§ **Problem details**
List each line of the data in which the string "JSON" appears.

§ **Task material**
● ● ● ●

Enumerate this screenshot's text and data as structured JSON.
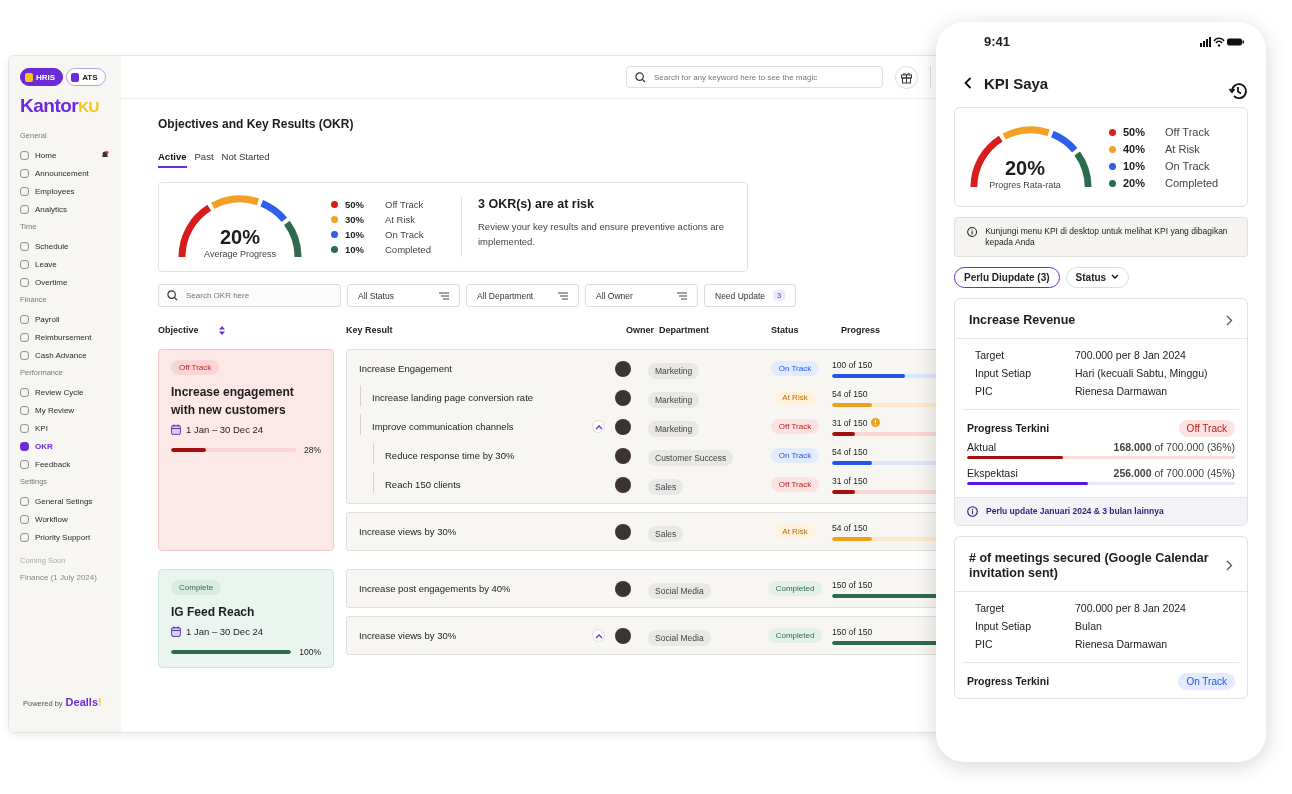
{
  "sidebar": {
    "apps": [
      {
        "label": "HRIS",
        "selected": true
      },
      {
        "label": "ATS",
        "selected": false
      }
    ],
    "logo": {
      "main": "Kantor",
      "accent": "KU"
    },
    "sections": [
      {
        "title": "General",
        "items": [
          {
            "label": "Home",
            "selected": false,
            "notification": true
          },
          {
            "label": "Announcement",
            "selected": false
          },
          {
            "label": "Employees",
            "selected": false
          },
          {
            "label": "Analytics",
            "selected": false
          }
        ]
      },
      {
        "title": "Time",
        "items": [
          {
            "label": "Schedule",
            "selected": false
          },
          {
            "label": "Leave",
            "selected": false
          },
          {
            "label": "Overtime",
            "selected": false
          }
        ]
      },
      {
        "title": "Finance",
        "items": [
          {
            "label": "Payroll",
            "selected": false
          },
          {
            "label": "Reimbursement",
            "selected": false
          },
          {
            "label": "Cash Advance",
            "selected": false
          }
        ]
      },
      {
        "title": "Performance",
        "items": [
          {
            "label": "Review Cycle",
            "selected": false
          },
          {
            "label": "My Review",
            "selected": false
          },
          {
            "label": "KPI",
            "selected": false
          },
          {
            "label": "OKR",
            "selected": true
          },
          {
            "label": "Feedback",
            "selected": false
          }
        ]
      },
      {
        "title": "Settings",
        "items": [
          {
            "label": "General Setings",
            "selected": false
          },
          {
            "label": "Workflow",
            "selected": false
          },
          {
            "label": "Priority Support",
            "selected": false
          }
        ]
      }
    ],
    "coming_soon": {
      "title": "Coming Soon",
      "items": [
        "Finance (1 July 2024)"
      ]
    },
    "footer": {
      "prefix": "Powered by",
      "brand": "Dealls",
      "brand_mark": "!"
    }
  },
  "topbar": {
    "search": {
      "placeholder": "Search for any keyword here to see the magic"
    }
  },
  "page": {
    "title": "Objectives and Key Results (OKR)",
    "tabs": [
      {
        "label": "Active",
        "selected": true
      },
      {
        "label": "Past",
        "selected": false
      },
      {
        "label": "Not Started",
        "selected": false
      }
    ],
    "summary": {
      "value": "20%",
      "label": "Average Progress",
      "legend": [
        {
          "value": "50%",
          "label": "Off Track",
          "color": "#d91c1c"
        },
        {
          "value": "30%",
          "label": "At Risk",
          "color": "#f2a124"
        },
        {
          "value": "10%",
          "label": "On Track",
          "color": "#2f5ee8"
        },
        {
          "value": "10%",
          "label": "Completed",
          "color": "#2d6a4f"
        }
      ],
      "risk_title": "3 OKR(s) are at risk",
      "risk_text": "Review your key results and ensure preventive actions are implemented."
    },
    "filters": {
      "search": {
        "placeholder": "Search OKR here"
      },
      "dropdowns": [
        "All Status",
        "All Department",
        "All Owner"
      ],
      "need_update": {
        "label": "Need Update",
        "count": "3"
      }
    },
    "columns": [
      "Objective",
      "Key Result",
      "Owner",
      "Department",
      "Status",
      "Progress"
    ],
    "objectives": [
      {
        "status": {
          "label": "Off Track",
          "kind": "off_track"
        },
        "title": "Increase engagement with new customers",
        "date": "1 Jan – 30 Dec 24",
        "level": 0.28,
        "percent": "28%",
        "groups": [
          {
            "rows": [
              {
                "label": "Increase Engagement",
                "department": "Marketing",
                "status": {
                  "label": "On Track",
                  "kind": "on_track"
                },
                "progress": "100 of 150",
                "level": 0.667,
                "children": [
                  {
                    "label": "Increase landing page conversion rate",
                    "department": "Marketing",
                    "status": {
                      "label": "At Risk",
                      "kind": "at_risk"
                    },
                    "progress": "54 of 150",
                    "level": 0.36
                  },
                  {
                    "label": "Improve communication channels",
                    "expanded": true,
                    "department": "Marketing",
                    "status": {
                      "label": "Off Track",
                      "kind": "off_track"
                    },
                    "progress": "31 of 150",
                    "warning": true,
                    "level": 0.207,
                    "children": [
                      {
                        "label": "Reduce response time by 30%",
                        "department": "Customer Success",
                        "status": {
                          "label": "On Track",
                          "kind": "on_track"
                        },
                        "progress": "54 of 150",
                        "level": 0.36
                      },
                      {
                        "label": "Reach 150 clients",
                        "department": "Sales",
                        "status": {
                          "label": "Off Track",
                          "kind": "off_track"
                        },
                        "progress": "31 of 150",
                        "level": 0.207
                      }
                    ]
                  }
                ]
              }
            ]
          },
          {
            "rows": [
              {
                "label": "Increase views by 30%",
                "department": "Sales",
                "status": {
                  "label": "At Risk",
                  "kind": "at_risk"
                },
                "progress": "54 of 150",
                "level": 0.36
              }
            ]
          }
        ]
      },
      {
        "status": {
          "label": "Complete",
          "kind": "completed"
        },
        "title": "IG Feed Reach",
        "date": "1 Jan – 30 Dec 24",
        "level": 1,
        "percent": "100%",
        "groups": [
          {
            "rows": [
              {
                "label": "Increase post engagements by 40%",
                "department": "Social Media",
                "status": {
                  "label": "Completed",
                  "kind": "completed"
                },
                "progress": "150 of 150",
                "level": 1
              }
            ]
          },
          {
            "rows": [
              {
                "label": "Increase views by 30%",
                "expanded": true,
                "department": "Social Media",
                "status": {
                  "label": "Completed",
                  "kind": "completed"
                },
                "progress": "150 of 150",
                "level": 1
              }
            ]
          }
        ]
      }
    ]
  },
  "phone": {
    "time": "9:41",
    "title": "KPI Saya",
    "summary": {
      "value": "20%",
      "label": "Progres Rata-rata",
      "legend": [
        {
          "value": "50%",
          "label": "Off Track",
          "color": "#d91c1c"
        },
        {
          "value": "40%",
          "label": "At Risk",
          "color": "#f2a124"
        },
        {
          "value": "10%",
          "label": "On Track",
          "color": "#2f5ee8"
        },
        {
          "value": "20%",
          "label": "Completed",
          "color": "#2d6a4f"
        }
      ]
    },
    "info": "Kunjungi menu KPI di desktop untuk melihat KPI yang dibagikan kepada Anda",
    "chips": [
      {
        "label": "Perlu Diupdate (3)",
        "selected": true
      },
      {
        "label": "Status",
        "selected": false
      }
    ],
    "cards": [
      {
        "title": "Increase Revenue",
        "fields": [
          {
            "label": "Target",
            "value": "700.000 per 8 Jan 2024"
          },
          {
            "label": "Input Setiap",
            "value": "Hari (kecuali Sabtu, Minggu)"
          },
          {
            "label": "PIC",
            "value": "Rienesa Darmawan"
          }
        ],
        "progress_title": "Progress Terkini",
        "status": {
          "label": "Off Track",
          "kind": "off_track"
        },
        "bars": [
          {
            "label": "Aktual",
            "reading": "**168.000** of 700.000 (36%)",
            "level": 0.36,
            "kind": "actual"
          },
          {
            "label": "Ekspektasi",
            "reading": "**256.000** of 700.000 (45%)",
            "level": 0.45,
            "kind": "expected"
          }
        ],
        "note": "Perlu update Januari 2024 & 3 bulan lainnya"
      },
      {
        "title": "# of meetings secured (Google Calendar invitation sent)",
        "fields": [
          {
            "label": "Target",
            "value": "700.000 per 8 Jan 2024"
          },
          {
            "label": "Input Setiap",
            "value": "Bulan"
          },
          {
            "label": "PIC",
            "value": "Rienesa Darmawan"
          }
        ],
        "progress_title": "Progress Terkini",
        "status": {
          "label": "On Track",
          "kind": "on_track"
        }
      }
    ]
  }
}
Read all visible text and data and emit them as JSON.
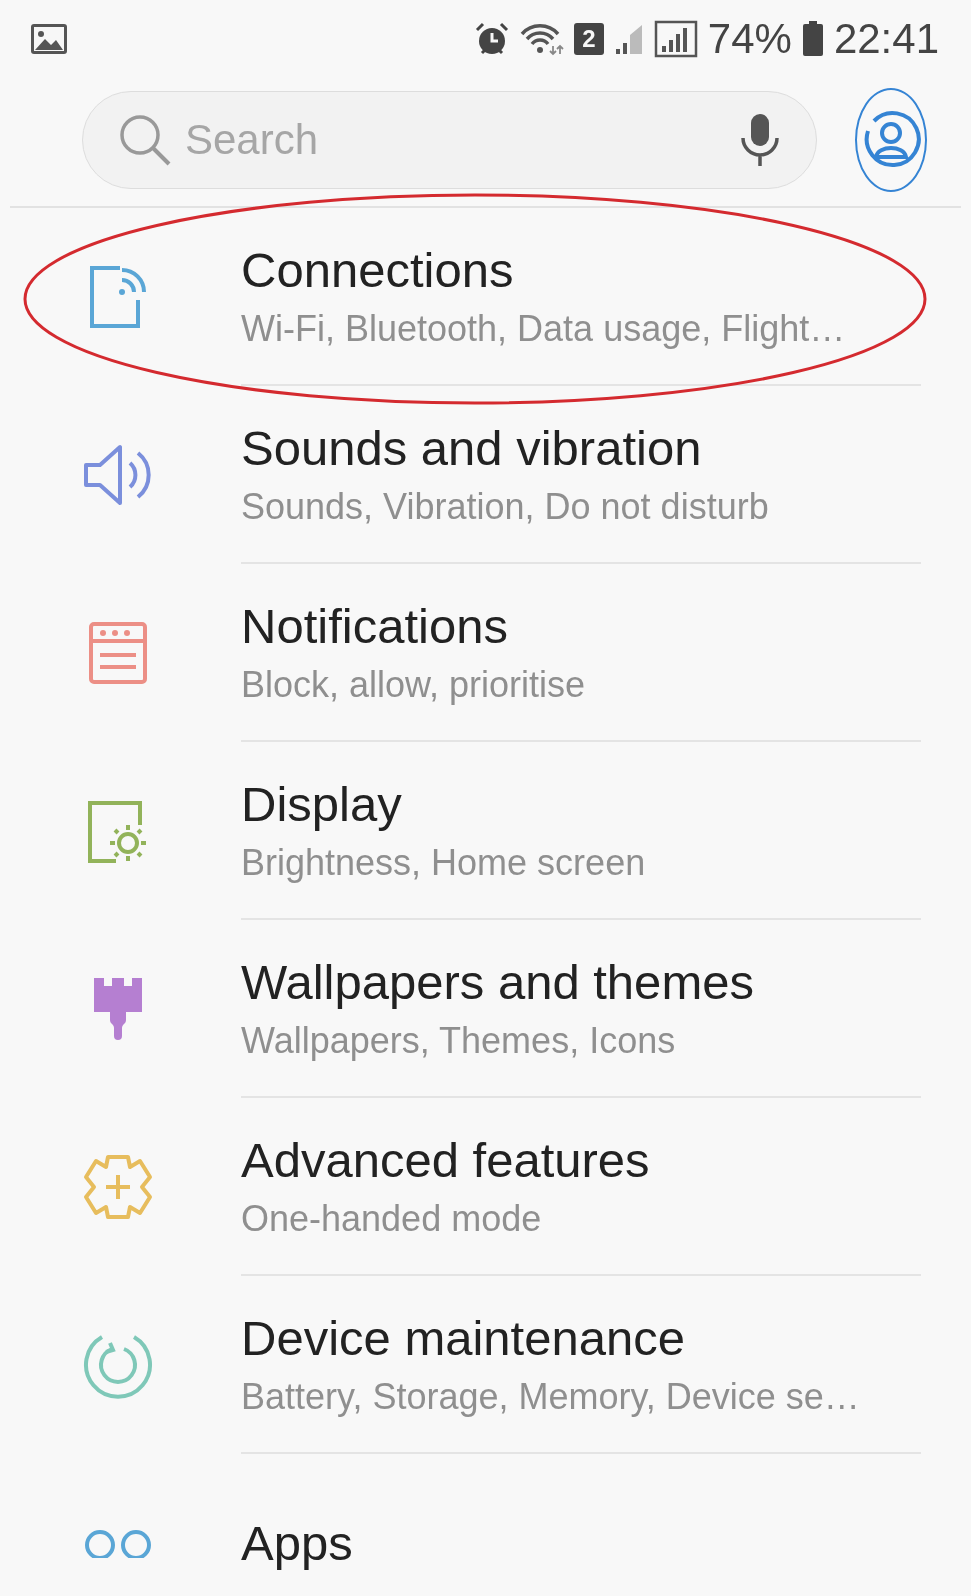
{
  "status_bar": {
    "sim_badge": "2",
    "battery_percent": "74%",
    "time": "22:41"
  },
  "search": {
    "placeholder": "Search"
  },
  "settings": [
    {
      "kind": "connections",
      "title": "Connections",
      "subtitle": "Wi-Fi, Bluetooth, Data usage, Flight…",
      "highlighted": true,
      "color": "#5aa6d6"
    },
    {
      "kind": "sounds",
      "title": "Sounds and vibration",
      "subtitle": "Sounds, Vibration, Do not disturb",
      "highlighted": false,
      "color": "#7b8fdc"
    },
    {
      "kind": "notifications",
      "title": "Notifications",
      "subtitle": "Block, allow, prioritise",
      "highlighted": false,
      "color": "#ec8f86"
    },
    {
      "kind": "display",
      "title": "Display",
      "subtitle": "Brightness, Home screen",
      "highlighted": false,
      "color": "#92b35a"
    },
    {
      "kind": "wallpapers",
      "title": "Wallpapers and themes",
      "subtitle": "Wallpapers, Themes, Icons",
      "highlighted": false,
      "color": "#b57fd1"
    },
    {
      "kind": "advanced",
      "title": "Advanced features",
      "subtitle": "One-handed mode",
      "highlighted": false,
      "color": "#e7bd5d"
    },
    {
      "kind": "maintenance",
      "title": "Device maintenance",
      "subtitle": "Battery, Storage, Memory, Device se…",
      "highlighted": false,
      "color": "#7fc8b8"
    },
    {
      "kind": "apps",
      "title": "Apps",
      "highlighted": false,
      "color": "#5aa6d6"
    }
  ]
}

● ● ● ●

§ **Completed exercise**
Enumerate this screenshot's text and data as structured JSON.
Read all visible text and data and emit them as JSON.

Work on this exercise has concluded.